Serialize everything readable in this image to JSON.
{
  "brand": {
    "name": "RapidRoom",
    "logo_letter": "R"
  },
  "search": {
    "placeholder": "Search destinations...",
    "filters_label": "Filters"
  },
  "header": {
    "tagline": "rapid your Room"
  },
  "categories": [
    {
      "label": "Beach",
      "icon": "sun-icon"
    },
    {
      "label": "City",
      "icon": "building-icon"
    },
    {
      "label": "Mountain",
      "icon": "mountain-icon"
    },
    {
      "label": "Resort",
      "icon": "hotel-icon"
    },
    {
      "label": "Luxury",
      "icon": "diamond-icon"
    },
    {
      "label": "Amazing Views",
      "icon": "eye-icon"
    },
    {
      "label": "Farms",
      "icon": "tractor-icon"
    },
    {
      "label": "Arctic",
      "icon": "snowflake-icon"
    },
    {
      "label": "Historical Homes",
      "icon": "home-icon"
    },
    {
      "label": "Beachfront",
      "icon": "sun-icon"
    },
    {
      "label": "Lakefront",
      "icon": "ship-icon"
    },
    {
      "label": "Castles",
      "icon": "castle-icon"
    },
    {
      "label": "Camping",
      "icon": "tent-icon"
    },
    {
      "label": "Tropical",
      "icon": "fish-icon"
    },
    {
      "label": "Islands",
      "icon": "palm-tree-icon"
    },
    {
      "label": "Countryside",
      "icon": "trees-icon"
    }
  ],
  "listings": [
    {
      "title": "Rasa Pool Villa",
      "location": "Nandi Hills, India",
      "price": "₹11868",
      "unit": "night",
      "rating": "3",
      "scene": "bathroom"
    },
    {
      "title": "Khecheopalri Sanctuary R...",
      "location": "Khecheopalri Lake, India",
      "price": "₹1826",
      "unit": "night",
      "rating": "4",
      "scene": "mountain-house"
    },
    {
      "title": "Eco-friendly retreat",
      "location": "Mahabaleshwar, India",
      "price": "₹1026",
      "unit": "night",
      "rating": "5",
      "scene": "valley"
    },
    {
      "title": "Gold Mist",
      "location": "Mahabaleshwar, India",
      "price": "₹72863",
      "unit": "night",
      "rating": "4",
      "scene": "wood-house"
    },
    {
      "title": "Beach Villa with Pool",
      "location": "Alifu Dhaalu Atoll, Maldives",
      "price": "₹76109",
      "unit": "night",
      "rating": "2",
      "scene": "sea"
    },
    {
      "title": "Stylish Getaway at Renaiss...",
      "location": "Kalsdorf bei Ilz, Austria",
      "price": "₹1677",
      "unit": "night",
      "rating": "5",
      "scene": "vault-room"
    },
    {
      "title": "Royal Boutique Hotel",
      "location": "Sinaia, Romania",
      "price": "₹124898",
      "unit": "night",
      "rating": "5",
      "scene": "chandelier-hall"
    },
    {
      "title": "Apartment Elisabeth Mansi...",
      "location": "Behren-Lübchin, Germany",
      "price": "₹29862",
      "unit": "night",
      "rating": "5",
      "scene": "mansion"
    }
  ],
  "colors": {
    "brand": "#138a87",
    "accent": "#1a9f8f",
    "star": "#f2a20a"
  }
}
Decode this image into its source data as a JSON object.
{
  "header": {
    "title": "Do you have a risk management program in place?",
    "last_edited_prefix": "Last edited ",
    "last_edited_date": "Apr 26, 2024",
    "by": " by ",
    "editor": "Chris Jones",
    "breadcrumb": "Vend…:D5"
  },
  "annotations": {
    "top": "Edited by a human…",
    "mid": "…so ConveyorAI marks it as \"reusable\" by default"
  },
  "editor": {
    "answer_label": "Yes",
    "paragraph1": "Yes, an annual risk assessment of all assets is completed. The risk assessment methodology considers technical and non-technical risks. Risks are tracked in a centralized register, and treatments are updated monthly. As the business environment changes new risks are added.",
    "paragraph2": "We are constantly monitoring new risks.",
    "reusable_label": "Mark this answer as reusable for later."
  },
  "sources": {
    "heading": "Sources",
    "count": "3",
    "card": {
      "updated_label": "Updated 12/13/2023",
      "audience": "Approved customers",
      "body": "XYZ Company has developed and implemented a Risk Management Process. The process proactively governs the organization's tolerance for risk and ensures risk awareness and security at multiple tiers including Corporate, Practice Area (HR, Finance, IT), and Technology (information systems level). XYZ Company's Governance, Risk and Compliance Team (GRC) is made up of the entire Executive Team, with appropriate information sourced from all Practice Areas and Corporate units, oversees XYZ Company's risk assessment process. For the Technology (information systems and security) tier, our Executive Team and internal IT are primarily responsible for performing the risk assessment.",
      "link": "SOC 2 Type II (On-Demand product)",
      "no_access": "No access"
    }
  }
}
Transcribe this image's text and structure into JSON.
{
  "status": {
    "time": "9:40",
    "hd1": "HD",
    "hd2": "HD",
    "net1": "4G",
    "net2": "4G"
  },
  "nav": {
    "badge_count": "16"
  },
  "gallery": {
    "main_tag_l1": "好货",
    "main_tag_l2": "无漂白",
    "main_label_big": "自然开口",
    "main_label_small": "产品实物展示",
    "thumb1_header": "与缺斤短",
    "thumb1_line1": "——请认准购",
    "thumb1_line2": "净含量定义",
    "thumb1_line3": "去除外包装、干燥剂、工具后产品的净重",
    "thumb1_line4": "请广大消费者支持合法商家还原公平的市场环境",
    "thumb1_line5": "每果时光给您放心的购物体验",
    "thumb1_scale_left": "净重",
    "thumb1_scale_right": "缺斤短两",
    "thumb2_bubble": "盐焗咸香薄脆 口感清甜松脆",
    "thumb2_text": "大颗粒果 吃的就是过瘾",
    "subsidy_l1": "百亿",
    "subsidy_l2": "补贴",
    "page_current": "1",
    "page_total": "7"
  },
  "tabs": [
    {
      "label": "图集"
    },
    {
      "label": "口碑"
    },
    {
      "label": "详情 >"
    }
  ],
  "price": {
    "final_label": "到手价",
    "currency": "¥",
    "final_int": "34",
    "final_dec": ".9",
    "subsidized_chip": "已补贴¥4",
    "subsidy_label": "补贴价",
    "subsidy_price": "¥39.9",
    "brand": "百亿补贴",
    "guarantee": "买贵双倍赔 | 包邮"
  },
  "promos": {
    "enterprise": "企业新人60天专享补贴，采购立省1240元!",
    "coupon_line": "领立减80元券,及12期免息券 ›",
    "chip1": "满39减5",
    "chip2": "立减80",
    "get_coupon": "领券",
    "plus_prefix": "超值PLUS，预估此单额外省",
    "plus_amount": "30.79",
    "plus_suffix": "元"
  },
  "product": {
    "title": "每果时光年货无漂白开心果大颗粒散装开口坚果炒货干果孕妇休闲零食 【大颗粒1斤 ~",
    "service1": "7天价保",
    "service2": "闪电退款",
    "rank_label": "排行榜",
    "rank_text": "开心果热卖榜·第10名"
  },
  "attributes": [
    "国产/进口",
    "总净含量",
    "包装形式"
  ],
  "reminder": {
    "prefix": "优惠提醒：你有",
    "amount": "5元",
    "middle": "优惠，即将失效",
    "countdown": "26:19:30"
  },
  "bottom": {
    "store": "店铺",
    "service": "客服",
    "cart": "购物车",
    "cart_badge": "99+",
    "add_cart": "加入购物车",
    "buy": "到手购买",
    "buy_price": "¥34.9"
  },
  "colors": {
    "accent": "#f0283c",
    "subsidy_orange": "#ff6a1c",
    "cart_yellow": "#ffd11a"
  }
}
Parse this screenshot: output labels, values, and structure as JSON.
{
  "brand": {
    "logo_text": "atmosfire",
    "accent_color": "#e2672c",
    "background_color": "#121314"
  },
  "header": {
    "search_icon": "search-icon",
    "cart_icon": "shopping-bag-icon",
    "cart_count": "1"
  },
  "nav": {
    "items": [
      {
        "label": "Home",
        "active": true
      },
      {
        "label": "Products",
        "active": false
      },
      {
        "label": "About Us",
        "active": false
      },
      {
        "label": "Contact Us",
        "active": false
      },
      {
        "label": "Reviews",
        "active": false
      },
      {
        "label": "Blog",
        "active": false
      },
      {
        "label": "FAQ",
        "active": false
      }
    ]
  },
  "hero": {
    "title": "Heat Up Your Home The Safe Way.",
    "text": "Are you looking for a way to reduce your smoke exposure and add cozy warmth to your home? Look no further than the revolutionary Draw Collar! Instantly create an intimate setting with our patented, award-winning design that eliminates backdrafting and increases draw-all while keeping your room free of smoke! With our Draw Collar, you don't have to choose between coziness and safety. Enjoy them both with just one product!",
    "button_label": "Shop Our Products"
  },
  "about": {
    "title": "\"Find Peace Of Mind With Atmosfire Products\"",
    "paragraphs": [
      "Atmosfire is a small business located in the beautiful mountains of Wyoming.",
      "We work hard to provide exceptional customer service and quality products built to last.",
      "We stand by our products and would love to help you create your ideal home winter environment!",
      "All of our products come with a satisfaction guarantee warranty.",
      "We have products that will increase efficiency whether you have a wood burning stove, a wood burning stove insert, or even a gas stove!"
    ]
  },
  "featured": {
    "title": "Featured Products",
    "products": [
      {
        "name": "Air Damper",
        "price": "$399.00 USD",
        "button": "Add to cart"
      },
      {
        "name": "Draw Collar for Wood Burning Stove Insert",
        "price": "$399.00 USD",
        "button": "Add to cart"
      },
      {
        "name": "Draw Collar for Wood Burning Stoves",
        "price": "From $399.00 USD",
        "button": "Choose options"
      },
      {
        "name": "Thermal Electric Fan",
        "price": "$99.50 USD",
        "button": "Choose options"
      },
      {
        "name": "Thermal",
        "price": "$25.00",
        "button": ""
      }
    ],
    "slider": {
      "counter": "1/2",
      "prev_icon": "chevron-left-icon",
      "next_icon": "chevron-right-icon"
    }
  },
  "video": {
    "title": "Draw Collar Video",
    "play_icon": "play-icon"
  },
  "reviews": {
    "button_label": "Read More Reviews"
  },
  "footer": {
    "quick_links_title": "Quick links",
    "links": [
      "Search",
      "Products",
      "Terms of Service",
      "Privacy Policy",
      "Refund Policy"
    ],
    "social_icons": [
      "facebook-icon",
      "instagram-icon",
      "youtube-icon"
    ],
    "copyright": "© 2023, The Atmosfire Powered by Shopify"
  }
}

= = = = =

Problem details = State how many lines of the listing include the word "that". Reply with the number alone.

Full answer = 2